• Task details
Isolate every line in the data with the string "this" and copy it.
------ Provided records ------
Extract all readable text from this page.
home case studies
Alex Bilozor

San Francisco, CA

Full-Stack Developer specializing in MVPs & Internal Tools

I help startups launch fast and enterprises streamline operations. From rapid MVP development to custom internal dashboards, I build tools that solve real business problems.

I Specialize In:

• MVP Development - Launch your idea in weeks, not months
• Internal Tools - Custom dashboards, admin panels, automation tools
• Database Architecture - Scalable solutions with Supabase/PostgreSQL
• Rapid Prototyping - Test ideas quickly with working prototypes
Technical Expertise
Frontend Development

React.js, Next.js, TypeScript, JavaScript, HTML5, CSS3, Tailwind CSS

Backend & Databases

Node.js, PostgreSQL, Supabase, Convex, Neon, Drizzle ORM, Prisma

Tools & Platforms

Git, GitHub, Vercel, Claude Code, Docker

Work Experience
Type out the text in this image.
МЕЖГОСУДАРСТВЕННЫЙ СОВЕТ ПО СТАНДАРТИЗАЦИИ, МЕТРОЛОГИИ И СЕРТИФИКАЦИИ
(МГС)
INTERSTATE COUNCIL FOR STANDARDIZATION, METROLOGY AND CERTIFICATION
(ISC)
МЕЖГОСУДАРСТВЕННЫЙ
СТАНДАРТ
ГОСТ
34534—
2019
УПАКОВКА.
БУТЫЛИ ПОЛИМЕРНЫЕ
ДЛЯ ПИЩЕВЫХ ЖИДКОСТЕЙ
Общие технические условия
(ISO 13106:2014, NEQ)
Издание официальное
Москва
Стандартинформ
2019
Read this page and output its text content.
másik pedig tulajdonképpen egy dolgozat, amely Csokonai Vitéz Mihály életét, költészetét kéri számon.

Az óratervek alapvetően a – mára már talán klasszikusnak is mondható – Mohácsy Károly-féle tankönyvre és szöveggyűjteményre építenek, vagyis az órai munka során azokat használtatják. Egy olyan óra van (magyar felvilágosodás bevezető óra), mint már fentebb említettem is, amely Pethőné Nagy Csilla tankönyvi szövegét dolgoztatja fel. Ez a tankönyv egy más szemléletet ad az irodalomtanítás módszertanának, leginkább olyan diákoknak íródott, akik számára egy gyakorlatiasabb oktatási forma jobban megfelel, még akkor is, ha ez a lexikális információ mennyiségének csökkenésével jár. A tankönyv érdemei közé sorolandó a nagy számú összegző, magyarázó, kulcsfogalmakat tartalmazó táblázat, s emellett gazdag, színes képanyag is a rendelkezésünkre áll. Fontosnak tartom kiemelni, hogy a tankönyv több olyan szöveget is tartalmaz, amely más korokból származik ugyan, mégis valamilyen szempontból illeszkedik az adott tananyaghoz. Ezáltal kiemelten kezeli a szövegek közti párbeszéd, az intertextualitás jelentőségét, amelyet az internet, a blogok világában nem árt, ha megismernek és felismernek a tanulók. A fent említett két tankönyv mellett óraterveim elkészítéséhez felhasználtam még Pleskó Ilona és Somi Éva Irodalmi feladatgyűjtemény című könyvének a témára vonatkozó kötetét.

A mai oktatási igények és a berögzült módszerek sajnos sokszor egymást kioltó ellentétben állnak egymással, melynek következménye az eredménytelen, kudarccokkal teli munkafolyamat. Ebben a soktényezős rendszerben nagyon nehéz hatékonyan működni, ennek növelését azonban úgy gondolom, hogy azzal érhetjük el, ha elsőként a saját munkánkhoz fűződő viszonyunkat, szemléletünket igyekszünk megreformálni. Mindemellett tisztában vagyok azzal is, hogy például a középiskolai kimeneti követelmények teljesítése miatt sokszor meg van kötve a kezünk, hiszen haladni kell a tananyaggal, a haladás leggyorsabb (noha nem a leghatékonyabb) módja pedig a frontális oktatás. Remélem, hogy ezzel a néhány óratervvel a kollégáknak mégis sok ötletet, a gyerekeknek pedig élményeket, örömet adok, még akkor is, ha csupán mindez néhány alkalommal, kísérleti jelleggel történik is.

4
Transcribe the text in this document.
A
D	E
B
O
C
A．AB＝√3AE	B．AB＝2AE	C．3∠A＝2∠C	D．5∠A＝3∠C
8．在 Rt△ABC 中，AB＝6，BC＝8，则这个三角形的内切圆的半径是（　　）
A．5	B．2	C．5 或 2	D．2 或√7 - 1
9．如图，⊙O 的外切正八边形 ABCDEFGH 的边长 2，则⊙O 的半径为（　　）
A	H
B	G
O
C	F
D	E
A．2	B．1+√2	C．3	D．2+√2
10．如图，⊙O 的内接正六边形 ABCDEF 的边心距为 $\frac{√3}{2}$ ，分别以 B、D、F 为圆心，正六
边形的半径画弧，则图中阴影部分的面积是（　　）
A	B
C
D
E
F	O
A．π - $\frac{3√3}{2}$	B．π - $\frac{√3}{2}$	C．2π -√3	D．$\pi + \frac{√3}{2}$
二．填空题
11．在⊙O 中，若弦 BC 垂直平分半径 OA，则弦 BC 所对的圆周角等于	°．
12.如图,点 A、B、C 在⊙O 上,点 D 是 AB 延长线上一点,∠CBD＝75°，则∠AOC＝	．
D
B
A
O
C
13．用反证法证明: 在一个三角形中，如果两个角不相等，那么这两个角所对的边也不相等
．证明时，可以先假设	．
------
• Complete answer
Extract all readable text from this page.
Type out the text in this image.
Read this page and output its text content.
Transcribe the text in this document.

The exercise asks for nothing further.